TASK TO COMPLETE: Rewrite the material below, replacing "status-badge" with "status-label" wherever it occurs and leaving all other text unchanged.

DATASET RECORDS:
######

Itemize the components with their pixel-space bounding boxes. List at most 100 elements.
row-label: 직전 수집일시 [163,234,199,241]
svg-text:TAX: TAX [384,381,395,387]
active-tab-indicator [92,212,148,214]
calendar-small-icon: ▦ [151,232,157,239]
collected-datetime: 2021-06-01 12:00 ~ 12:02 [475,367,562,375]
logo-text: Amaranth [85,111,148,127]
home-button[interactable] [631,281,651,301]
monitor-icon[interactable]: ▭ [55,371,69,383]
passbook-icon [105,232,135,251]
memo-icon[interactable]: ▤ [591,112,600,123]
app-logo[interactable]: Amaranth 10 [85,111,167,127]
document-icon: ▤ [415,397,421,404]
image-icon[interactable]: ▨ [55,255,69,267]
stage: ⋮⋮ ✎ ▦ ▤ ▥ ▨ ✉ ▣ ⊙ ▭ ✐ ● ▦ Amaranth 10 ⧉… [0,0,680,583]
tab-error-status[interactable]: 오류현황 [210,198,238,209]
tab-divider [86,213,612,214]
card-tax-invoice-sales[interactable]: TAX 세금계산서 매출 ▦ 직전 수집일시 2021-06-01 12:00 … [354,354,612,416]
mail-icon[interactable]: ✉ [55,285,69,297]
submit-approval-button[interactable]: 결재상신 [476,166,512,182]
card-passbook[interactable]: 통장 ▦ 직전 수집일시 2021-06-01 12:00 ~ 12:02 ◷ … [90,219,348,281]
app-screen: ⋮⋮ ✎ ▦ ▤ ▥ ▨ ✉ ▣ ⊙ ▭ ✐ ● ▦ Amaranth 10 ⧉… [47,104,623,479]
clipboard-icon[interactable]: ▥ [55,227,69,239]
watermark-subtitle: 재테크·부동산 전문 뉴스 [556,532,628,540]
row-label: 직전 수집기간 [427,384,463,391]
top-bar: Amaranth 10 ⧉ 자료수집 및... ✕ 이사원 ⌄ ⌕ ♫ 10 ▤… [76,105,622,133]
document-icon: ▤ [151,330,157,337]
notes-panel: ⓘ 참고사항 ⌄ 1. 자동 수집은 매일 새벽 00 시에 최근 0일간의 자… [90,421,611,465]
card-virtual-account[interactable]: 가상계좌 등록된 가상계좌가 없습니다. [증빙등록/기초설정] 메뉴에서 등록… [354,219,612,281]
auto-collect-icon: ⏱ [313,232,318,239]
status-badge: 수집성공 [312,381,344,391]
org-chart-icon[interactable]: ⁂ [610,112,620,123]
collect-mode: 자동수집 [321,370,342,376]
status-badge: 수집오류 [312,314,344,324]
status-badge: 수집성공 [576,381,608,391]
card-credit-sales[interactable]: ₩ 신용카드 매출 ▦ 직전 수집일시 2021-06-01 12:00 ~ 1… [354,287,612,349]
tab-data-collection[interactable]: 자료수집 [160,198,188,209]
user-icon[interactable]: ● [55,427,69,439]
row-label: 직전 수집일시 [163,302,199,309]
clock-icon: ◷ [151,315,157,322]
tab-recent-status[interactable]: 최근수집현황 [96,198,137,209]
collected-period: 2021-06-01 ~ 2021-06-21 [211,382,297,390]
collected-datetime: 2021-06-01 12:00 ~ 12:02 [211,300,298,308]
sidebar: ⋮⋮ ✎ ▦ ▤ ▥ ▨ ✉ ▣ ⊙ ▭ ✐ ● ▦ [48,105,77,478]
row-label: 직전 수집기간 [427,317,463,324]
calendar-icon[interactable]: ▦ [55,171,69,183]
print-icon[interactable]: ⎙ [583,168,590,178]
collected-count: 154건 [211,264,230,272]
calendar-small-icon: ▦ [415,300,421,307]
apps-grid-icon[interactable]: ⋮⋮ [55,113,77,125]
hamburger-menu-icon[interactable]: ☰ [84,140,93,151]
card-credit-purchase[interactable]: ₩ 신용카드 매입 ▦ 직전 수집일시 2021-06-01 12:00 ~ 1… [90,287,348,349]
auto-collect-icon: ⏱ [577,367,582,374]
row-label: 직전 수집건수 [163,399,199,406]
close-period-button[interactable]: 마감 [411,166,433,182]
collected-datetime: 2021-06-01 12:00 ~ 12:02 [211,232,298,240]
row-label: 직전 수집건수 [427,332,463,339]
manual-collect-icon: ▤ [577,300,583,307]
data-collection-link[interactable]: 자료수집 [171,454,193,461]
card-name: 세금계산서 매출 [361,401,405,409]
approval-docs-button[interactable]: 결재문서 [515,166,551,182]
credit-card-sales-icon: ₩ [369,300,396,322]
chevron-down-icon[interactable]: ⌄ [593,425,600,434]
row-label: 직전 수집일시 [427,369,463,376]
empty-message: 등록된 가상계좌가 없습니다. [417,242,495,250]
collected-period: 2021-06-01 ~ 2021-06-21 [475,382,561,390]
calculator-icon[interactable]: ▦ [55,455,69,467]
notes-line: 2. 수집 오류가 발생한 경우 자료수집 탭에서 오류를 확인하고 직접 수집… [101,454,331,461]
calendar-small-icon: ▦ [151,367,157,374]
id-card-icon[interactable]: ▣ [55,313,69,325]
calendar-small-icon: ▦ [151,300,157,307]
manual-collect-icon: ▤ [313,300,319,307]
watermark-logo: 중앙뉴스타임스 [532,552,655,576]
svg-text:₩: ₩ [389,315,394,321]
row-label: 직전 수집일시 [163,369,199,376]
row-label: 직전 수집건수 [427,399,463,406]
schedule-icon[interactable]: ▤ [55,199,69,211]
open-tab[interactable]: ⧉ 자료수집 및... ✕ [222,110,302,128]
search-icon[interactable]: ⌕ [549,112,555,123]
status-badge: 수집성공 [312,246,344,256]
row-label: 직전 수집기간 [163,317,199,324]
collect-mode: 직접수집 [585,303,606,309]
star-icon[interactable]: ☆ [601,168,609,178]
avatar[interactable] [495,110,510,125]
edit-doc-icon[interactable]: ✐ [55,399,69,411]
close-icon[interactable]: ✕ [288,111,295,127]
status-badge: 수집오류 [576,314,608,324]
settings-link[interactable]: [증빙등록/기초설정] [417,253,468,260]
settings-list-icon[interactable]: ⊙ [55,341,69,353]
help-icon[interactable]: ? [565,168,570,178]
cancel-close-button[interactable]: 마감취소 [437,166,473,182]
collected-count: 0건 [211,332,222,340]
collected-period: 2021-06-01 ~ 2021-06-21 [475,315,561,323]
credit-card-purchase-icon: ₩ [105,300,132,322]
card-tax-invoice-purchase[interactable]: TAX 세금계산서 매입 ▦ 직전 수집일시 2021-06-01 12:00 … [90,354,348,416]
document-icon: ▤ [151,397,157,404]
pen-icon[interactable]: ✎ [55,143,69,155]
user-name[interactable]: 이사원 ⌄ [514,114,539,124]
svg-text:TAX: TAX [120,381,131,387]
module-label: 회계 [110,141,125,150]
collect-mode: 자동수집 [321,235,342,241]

######

COMPLETE ANSWER:
Itemize the components with their pixel-space bounding boxes. List at most 100 elements.
row-label: 직전 수집일시 [163,234,199,241]
svg-text:TAX: TAX [384,381,395,387]
active-tab-indicator [92,212,148,214]
calendar-small-icon: ▦ [151,232,157,239]
collected-datetime: 2021-06-01 12:00 ~ 12:02 [475,367,562,375]
logo-text: Amaranth [85,111,148,127]
home-button[interactable] [631,281,651,301]
monitor-icon[interactable]: ▭ [55,371,69,383]
passbook-icon [105,232,135,251]
memo-icon[interactable]: ▤ [591,112,600,123]
app-logo[interactable]: Amaranth 10 [85,111,167,127]
document-icon: ▤ [415,397,421,404]
image-icon[interactable]: ▨ [55,255,69,267]
stage: ⋮⋮ ✎ ▦ ▤ ▥ ▨ ✉ ▣ ⊙ ▭ ✐ ● ▦ Amaranth 10 ⧉… [0,0,680,583]
tab-error-status[interactable]: 오류현황 [210,198,238,209]
tab-divider [86,213,612,214]
card-tax-invoice-sales[interactable]: TAX 세금계산서 매출 ▦ 직전 수집일시 2021-06-01 12:00 … [354,354,612,416]
mail-icon[interactable]: ✉ [55,285,69,297]
submit-approval-button[interactable]: 결재상신 [476,166,512,182]
card-passbook[interactable]: 통장 ▦ 직전 수집일시 2021-06-01 12:00 ~ 12:02 ◷ … [90,219,348,281]
app-screen: ⋮⋮ ✎ ▦ ▤ ▥ ▨ ✉ ▣ ⊙ ▭ ✐ ● ▦ Amaranth 10 ⧉… [47,104,623,479]
clipboard-icon[interactable]: ▥ [55,227,69,239]
watermark-subtitle: 재테크·부동산 전문 뉴스 [556,532,628,540]
row-label: 직전 수집기간 [427,384,463,391]
top-bar: Amaranth 10 ⧉ 자료수집 및... ✕ 이사원 ⌄ ⌕ ♫ 10 ▤… [76,105,622,133]
document-icon: ▤ [151,330,157,337]
notes-panel: ⓘ 참고사항 ⌄ 1. 자동 수집은 매일 새벽 00 시에 최근 0일간의 자… [90,421,611,465]
card-virtual-account[interactable]: 가상계좌 등록된 가상계좌가 없습니다. [증빙등록/기초설정] 메뉴에서 등록… [354,219,612,281]
auto-collect-icon: ⏱ [313,232,318,239]
status-label: 수집성공 [312,381,344,391]
org-chart-icon[interactable]: ⁂ [610,112,620,123]
collect-mode: 자동수집 [321,370,342,376]
status-label: 수집오류 [312,314,344,324]
status-label: 수집성공 [576,381,608,391]
card-credit-sales[interactable]: ₩ 신용카드 매출 ▦ 직전 수집일시 2021-06-01 12:00 ~ 1… [354,287,612,349]
tab-data-collection[interactable]: 자료수집 [160,198,188,209]
user-icon[interactable]: ● [55,427,69,439]
row-label: 직전 수집일시 [163,302,199,309]
clock-icon: ◷ [151,315,157,322]
tab-recent-status[interactable]: 최근수집현황 [96,198,137,209]
collected-period: 2021-06-01 ~ 2021-06-21 [211,382,297,390]
collected-datetime: 2021-06-01 12:00 ~ 12:02 [211,300,298,308]
sidebar: ⋮⋮ ✎ ▦ ▤ ▥ ▨ ✉ ▣ ⊙ ▭ ✐ ● ▦ [48,105,77,478]
row-label: 직전 수집기간 [427,317,463,324]
calendar-icon[interactable]: ▦ [55,171,69,183]
print-icon[interactable]: ⎙ [583,168,590,178]
collected-count: 154건 [211,264,230,272]
calendar-small-icon: ▦ [415,300,421,307]
apps-grid-icon[interactable]: ⋮⋮ [55,113,77,125]
hamburger-menu-icon[interactable]: ☰ [84,140,93,151]
card-credit-purchase[interactable]: ₩ 신용카드 매입 ▦ 직전 수집일시 2021-06-01 12:00 ~ 1… [90,287,348,349]
auto-collect-icon: ⏱ [577,367,582,374]
row-label: 직전 수집건수 [163,399,199,406]
close-period-button[interactable]: 마감 [411,166,433,182]
collected-datetime: 2021-06-01 12:00 ~ 12:02 [211,232,298,240]
row-label: 직전 수집건수 [427,332,463,339]
manual-collect-icon: ▤ [577,300,583,307]
data-collection-link[interactable]: 자료수집 [171,454,193,461]
card-name: 세금계산서 매출 [361,401,405,409]
approval-docs-button[interactable]: 결재문서 [515,166,551,182]
credit-card-sales-icon: ₩ [369,300,396,322]
chevron-down-icon[interactable]: ⌄ [593,425,600,434]
row-label: 직전 수집일시 [427,369,463,376]
empty-message: 등록된 가상계좌가 없습니다. [417,242,495,250]
collected-period: 2021-06-01 ~ 2021-06-21 [475,382,561,390]
calculator-icon[interactable]: ▦ [55,455,69,467]
notes-line: 2. 수집 오류가 발생한 경우 자료수집 탭에서 오류를 확인하고 직접 수집… [101,454,331,461]
calendar-small-icon: ▦ [151,367,157,374]
id-card-icon[interactable]: ▣ [55,313,69,325]
calendar-small-icon: ▦ [151,300,157,307]
manual-collect-icon: ▤ [313,300,319,307]
watermark-logo: 중앙뉴스타임스 [532,552,655,576]
svg-text:₩: ₩ [389,315,394,321]
row-label: 직전 수집일시 [163,369,199,376]
row-label: 직전 수집건수 [427,399,463,406]
schedule-icon[interactable]: ▤ [55,199,69,211]
open-tab[interactable]: ⧉ 자료수집 및... ✕ [222,110,302,128]
search-icon[interactable]: ⌕ [549,112,555,123]
status-label: 수집성공 [312,246,344,256]
row-label: 직전 수집기간 [163,317,199,324]
collect-mode: 직접수집 [585,303,606,309]
star-icon[interactable]: ☆ [601,168,609,178]
avatar[interactable] [495,110,510,125]
edit-doc-icon[interactable]: ✐ [55,399,69,411]
close-icon[interactable]: ✕ [288,111,295,127]
status-label: 수집오류 [576,314,608,324]
settings-link[interactable]: [증빙등록/기초설정] [417,253,468,260]
settings-list-icon[interactable]: ⊙ [55,341,69,353]
help-icon[interactable]: ? [565,168,570,178]
cancel-close-button[interactable]: 마감취소 [437,166,473,182]
collected-count: 0건 [211,332,222,340]
collected-period: 2021-06-01 ~ 2021-06-21 [475,315,561,323]
credit-card-purchase-icon: ₩ [105,300,132,322]
card-tax-invoice-purchase[interactable]: TAX 세금계산서 매입 ▦ 직전 수집일시 2021-06-01 12:00 … [90,354,348,416]
document-icon: ▤ [151,397,157,404]
pen-icon[interactable]: ✎ [55,143,69,155]
user-name[interactable]: 이사원 ⌄ [514,114,539,124]
svg-text:TAX: TAX [120,381,131,387]
module-label: 회계 [110,141,125,150]
collect-mode: 자동수집 [321,235,342,241]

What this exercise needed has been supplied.